| WHAT YOU ARE ASKED TO DO |
Determine how many lines include "impact". Give the number and nothing else.

| DATA PROVIDED |
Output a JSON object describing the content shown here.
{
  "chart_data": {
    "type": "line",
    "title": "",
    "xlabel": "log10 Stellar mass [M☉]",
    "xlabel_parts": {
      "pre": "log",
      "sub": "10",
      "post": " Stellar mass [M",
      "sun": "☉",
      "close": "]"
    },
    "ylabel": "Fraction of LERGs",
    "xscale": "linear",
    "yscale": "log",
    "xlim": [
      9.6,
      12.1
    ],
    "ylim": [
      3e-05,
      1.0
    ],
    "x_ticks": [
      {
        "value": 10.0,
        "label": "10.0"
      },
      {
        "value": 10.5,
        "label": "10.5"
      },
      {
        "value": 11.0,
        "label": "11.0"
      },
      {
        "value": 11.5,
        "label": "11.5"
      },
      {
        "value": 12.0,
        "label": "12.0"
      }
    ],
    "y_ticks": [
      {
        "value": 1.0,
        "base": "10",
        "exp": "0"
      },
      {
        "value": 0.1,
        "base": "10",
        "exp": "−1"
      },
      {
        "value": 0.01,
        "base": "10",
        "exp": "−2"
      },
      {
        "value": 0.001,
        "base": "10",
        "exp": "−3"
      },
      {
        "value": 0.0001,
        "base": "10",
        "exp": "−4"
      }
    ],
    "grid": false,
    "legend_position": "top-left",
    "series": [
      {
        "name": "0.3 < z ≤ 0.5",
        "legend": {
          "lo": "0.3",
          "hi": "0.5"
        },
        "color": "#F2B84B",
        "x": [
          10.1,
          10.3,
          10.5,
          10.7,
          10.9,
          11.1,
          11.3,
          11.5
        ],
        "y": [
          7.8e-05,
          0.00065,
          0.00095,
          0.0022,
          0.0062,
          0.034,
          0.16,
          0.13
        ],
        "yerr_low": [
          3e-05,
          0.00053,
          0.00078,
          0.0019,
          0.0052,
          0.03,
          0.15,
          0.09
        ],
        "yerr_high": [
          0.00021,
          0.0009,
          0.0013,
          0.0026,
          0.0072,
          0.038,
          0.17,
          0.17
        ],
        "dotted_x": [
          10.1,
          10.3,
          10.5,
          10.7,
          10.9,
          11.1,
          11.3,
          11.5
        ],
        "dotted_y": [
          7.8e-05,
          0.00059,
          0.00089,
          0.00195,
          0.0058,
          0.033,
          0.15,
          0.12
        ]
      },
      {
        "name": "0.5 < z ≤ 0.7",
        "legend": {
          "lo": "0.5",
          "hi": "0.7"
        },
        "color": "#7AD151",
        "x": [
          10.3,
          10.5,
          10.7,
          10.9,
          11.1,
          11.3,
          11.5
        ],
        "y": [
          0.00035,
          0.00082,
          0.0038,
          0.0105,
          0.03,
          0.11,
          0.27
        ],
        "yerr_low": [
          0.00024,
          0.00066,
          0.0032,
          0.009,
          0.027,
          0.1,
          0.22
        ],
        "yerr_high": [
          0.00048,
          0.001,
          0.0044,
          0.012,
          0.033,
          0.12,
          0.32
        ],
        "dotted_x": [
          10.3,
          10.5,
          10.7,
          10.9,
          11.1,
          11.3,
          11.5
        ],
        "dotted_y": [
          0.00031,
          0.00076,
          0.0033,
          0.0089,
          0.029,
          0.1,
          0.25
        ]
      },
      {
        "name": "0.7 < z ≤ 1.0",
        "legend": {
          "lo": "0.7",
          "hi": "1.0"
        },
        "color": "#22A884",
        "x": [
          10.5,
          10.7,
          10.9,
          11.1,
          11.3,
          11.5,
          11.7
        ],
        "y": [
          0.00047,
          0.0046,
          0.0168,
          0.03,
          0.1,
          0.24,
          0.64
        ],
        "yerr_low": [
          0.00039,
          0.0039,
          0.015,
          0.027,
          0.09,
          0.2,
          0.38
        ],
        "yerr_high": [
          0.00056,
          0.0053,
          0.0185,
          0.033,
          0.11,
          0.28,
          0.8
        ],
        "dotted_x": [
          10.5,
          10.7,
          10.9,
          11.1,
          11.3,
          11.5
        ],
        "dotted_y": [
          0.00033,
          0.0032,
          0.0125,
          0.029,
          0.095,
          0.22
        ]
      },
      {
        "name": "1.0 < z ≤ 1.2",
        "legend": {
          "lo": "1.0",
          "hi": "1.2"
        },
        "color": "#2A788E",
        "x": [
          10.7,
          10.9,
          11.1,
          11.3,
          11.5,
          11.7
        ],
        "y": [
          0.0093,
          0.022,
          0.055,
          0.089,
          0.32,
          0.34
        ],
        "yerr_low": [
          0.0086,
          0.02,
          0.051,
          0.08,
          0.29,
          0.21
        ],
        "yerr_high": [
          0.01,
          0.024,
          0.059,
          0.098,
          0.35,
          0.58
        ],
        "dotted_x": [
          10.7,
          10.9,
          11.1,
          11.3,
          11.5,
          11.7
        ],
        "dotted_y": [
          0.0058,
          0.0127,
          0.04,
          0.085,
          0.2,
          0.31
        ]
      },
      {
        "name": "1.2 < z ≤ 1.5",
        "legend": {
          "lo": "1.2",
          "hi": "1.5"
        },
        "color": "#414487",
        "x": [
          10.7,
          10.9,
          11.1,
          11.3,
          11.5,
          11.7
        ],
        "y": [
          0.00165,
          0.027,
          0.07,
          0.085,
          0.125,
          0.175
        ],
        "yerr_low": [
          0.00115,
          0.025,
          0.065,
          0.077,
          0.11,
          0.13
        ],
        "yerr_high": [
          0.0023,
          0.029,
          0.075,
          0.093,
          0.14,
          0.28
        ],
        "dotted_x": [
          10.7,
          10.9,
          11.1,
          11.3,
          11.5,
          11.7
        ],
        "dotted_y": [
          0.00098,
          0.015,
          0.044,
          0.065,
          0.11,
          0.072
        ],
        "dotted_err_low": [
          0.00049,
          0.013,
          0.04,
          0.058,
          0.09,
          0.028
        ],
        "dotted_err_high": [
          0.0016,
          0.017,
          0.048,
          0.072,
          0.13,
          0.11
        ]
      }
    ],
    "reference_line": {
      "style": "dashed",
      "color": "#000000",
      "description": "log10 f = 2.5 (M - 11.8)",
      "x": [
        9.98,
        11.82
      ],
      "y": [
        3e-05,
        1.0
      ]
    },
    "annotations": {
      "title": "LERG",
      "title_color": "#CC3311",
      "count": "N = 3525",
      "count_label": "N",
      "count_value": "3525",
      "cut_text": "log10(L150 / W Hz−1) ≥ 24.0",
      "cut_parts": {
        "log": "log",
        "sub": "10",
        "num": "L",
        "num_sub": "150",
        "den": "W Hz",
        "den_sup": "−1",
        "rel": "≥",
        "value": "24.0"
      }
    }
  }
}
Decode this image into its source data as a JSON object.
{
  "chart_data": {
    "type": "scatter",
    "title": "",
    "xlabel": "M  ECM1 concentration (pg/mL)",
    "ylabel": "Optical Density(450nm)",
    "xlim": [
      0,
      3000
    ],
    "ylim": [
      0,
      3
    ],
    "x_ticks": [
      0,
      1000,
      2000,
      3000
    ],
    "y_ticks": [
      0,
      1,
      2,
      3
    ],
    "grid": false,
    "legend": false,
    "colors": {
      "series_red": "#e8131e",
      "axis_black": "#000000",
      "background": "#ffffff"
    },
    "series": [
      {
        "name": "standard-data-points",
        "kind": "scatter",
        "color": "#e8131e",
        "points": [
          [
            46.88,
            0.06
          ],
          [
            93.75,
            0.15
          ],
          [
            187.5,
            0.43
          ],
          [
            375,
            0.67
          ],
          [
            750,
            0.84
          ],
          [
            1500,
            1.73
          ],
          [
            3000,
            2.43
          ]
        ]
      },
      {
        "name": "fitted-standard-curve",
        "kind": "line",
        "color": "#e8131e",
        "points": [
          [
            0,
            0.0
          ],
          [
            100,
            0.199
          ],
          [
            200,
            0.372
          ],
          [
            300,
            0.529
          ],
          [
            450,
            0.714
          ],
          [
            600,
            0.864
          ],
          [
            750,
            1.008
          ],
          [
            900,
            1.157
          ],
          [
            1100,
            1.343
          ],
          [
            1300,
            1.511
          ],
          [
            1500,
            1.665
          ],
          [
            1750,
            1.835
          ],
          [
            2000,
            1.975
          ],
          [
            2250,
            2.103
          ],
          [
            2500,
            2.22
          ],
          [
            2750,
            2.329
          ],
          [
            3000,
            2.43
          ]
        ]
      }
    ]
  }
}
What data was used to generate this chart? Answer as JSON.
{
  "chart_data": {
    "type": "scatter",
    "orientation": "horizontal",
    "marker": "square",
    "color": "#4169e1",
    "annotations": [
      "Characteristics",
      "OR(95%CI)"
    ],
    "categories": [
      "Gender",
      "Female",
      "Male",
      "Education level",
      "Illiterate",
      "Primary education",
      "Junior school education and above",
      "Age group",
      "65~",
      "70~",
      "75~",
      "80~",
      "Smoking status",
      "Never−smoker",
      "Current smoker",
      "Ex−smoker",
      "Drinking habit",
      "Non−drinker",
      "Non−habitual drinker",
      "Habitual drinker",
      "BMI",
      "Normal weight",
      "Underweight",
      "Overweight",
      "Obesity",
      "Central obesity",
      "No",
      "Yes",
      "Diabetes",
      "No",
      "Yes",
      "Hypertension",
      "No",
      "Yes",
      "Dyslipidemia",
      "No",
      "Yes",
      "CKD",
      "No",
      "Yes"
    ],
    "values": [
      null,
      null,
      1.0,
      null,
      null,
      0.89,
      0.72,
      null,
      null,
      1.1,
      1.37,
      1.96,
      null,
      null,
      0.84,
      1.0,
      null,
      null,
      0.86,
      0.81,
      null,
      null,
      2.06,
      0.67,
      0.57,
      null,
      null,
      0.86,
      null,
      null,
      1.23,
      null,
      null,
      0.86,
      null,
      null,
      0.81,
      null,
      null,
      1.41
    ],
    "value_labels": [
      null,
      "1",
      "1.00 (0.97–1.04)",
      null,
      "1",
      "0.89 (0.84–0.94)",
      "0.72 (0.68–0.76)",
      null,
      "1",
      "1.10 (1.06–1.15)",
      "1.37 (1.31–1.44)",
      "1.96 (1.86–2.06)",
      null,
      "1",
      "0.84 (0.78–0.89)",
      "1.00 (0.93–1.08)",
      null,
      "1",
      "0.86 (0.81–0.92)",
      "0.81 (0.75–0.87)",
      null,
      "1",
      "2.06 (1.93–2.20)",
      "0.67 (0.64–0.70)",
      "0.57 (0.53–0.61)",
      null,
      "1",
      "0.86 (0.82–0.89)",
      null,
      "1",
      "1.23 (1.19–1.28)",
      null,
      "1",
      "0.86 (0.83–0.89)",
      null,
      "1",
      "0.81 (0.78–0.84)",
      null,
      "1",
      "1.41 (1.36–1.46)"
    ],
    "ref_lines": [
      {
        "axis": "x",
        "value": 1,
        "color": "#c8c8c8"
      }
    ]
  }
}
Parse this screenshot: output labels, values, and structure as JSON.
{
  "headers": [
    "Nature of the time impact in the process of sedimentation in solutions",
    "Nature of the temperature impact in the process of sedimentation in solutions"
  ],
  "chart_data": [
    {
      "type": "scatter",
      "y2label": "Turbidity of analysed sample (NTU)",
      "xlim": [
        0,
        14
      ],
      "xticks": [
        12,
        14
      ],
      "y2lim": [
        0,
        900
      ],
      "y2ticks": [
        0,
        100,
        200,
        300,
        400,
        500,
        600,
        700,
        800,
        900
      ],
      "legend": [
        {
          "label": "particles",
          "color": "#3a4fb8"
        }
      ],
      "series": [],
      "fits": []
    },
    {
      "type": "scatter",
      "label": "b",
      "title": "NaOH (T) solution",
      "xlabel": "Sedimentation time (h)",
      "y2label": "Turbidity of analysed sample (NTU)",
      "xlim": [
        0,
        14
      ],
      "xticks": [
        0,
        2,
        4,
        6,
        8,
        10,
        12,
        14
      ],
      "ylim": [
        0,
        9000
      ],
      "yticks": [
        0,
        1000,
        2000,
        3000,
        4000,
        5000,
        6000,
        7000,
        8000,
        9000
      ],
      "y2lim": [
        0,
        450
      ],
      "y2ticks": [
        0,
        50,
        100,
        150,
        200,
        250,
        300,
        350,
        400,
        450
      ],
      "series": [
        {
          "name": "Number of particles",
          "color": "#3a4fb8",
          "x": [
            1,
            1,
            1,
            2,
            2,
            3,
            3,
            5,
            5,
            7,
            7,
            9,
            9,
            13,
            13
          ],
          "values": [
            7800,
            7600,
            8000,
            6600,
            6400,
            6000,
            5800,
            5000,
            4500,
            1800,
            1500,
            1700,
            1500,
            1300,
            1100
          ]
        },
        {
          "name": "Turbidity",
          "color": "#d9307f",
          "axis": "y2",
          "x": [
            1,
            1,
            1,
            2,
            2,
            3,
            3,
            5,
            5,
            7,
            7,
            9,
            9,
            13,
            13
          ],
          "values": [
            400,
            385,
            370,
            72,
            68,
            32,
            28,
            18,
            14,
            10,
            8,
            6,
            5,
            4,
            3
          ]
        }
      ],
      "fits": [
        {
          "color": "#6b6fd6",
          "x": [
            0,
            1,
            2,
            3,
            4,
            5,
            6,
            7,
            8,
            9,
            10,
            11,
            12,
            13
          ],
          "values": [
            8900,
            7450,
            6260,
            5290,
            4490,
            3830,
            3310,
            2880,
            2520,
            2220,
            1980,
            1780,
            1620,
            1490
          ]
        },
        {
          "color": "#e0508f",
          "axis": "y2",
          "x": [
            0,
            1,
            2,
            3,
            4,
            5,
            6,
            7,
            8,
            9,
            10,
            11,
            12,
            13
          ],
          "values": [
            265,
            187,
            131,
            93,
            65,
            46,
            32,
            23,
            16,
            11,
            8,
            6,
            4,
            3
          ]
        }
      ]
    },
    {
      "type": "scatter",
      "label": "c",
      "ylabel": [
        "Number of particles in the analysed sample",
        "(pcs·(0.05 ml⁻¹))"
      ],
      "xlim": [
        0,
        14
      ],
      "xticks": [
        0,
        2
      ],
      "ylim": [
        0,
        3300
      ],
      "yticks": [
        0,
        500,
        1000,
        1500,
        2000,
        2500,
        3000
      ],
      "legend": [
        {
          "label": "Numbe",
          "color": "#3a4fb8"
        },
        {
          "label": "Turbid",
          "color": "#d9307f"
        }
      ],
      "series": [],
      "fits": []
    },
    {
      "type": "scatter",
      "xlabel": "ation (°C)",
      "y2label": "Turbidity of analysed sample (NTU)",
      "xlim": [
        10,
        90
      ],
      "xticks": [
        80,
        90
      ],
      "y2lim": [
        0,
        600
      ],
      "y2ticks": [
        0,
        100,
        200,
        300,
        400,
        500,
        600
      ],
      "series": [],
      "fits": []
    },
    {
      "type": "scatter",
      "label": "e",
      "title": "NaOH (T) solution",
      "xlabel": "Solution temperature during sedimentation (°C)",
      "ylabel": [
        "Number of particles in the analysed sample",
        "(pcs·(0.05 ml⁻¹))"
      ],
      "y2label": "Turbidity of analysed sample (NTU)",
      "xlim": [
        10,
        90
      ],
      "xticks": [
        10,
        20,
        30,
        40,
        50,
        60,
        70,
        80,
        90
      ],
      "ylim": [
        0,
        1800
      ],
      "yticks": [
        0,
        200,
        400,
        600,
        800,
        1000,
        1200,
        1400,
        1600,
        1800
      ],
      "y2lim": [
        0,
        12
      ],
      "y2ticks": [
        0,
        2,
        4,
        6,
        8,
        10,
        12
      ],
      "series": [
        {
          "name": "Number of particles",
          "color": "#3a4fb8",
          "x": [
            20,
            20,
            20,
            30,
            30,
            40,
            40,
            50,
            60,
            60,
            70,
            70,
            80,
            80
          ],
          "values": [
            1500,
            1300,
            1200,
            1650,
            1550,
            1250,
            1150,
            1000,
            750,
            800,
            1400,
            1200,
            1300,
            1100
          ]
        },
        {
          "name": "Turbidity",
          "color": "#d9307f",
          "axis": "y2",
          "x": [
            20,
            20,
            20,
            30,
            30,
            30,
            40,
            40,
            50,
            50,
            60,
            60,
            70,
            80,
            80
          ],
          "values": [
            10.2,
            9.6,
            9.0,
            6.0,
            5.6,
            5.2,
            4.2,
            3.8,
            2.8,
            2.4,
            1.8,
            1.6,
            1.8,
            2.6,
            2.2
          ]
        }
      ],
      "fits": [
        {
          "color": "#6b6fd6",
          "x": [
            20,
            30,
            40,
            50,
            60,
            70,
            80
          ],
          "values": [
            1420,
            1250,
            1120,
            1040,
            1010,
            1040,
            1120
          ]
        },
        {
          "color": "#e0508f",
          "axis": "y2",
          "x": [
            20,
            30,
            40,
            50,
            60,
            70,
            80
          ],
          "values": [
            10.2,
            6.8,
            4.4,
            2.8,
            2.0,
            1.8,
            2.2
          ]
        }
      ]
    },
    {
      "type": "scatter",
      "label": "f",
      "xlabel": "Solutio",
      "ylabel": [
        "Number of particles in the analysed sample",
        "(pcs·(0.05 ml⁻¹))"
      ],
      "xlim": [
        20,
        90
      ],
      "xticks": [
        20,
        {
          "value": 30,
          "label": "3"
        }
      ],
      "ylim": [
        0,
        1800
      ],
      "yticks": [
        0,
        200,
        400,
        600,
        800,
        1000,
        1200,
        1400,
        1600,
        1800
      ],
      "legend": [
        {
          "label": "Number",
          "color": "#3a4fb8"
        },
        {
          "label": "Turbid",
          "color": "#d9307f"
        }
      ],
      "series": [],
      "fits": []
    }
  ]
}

| TASK OUTPUT |
2